▶ **DATASET ENTRIES**:

◇ ◇ ◇ ◇ ◇

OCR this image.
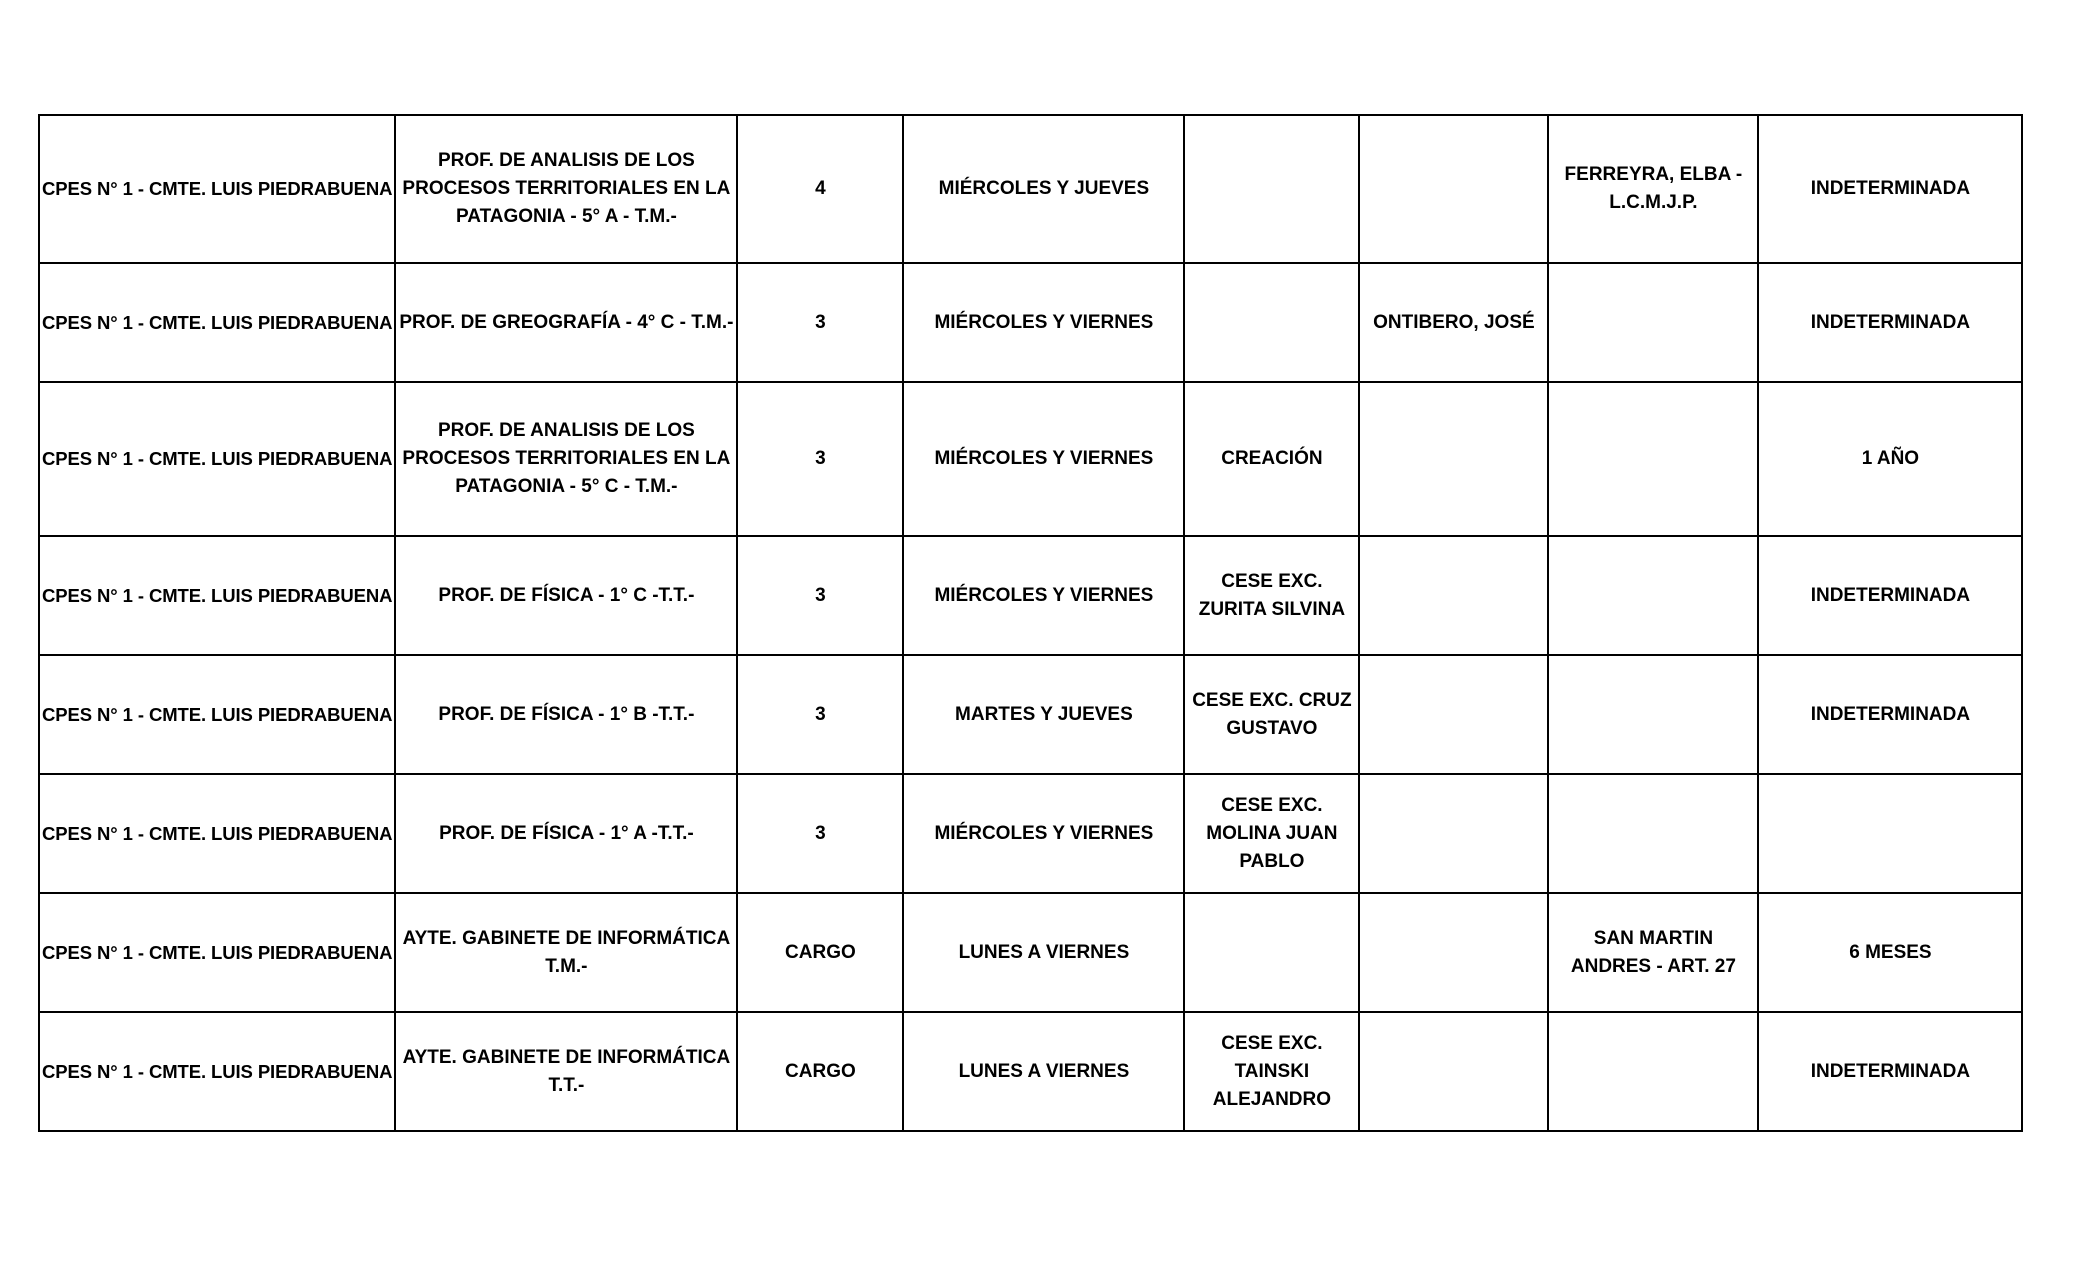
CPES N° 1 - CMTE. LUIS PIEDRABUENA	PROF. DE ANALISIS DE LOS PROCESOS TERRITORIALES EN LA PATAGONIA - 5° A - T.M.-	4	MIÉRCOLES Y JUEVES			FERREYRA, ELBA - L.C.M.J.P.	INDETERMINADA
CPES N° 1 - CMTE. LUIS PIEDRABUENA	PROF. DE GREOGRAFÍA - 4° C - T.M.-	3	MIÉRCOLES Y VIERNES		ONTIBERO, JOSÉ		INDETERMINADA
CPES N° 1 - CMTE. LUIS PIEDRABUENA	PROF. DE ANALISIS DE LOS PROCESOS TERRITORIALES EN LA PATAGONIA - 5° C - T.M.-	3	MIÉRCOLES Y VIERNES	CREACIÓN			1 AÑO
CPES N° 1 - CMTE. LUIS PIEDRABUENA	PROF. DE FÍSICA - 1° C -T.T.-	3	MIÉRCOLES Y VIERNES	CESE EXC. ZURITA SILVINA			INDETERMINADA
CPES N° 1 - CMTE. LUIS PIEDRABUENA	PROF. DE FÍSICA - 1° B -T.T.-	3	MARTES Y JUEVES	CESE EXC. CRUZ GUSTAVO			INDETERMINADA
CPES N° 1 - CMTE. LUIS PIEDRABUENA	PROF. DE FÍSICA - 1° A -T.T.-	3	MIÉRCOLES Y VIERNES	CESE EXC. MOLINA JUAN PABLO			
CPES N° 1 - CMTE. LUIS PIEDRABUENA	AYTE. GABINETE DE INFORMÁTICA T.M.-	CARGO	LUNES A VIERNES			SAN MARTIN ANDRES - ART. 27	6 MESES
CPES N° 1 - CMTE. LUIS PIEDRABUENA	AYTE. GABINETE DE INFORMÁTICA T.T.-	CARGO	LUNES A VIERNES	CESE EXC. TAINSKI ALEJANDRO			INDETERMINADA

◇ ◇ ◇ ◇ ◇

▶ **YOUR OBJECTIVE**:
Output the records above exactly as they are, leaving out the pictures.

▶ **PROBLEM SOLUTION**:
OCR this image.
CPES N° 1 - CMTE. LUIS PIEDRABUENA	PROF. DE ANALISIS DE LOS PROCESOS TERRITORIALES EN LA PATAGONIA - 5° A - T.M.-	4	MIÉRCOLES Y JUEVES			FERREYRA, ELBA - L.C.M.J.P.	INDETERMINADA
CPES N° 1 - CMTE. LUIS PIEDRABUENA	PROF. DE GREOGRAFÍA - 4° C - T.M.-	3	MIÉRCOLES Y VIERNES		ONTIBERO, JOSÉ		INDETERMINADA
CPES N° 1 - CMTE. LUIS PIEDRABUENA	PROF. DE ANALISIS DE LOS PROCESOS TERRITORIALES EN LA PATAGONIA - 5° C - T.M.-	3	MIÉRCOLES Y VIERNES	CREACIÓN			1 AÑO
CPES N° 1 - CMTE. LUIS PIEDRABUENA	PROF. DE FÍSICA - 1° C -T.T.-	3	MIÉRCOLES Y VIERNES	CESE EXC. ZURITA SILVINA			INDETERMINADA
CPES N° 1 - CMTE. LUIS PIEDRABUENA	PROF. DE FÍSICA - 1° B -T.T.-	3	MARTES Y JUEVES	CESE EXC. CRUZ GUSTAVO			INDETERMINADA
CPES N° 1 - CMTE. LUIS PIEDRABUENA	PROF. DE FÍSICA - 1° A -T.T.-	3	MIÉRCOLES Y VIERNES	CESE EXC. MOLINA JUAN PABLO			
CPES N° 1 - CMTE. LUIS PIEDRABUENA	AYTE. GABINETE DE INFORMÁTICA T.M.-	CARGO	LUNES A VIERNES			SAN MARTIN ANDRES - ART. 27	6 MESES
CPES N° 1 - CMTE. LUIS PIEDRABUENA	AYTE. GABINETE DE INFORMÁTICA T.T.-	CARGO	LUNES A VIERNES	CESE EXC. TAINSKI ALEJANDRO			INDETERMINADA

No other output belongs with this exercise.